__Description of the task__:
Write out the data below exactly as given, without any of its pictures.

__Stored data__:
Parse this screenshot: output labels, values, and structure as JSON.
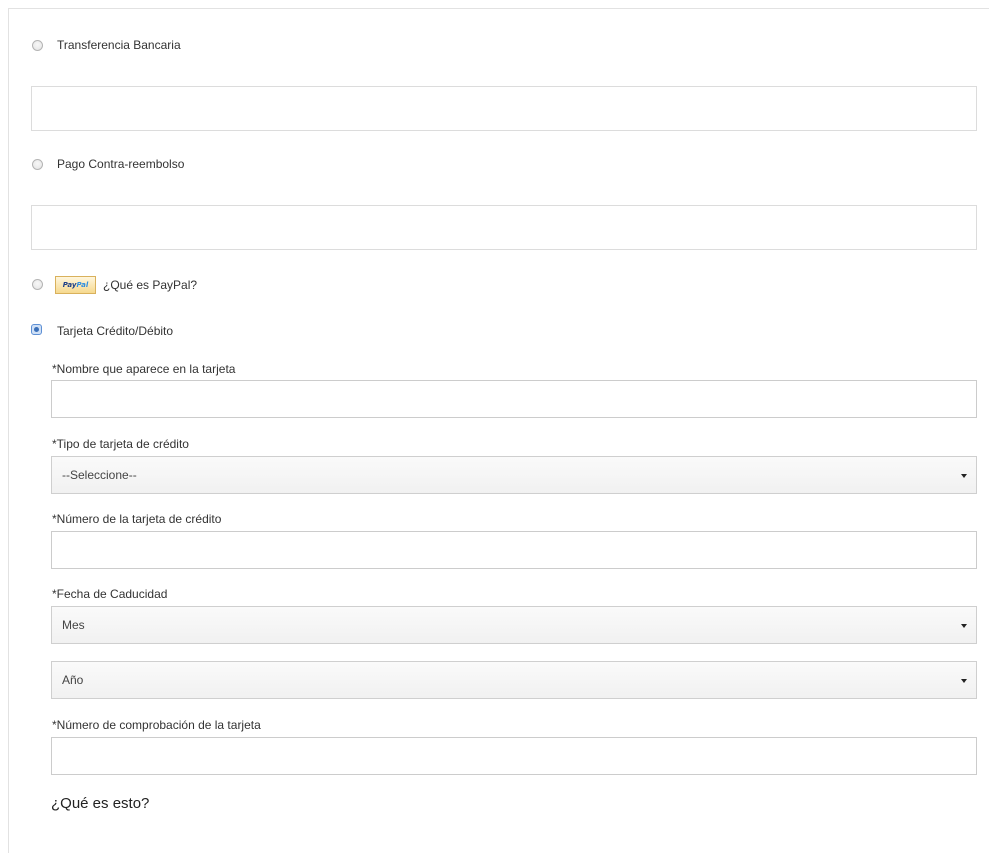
{
  "payment": {
    "options": [
      {
        "label": "Transferencia Bancaria",
        "selected": false
      },
      {
        "label": "Pago Contra-reembolso",
        "selected": false
      },
      {
        "label": "¿Qué es PayPal?",
        "selected": false,
        "logo_text_1": "Pay",
        "logo_text_2": "Pal"
      },
      {
        "label": "Tarjeta Crédito/Débito",
        "selected": true
      }
    ]
  },
  "card_form": {
    "name_label": "*Nombre que aparece en la tarjeta",
    "name_value": "",
    "type_label": "*Tipo de tarjeta de crédito",
    "type_selected": "--Seleccione--",
    "number_label": "*Número de la tarjeta de crédito",
    "number_value": "",
    "expiry_label": "*Fecha de Caducidad",
    "month_selected": "Mes",
    "year_selected": "Año",
    "cvv_label": "*Número de comprobación de la tarjeta",
    "cvv_value": "",
    "help_link": "¿Qué es esto?"
  },
  "colors": {
    "border": "#dcdcdc",
    "radio_checked": "#3a6fb8",
    "text": "#333333"
  }
}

__Solution to this problem__:
Parse this screenshot: output labels, values, and structure as JSON.
{
  "payment": {
    "options": [
      {
        "label": "Transferencia Bancaria",
        "selected": false
      },
      {
        "label": "Pago Contra-reembolso",
        "selected": false
      },
      {
        "label": "¿Qué es PayPal?",
        "selected": false,
        "logo_text_1": "Pay",
        "logo_text_2": "Pal"
      },
      {
        "label": "Tarjeta Crédito/Débito",
        "selected": true
      }
    ]
  },
  "card_form": {
    "name_label": "*Nombre que aparece en la tarjeta",
    "name_value": "",
    "type_label": "*Tipo de tarjeta de crédito",
    "type_selected": "--Seleccione--",
    "number_label": "*Número de la tarjeta de crédito",
    "number_value": "",
    "expiry_label": "*Fecha de Caducidad",
    "month_selected": "Mes",
    "year_selected": "Año",
    "cvv_label": "*Número de comprobación de la tarjeta",
    "cvv_value": "",
    "help_link": "¿Qué es esto?"
  },
  "colors": {
    "border": "#dcdcdc",
    "radio_checked": "#3a6fb8",
    "text": "#333333"
  }
}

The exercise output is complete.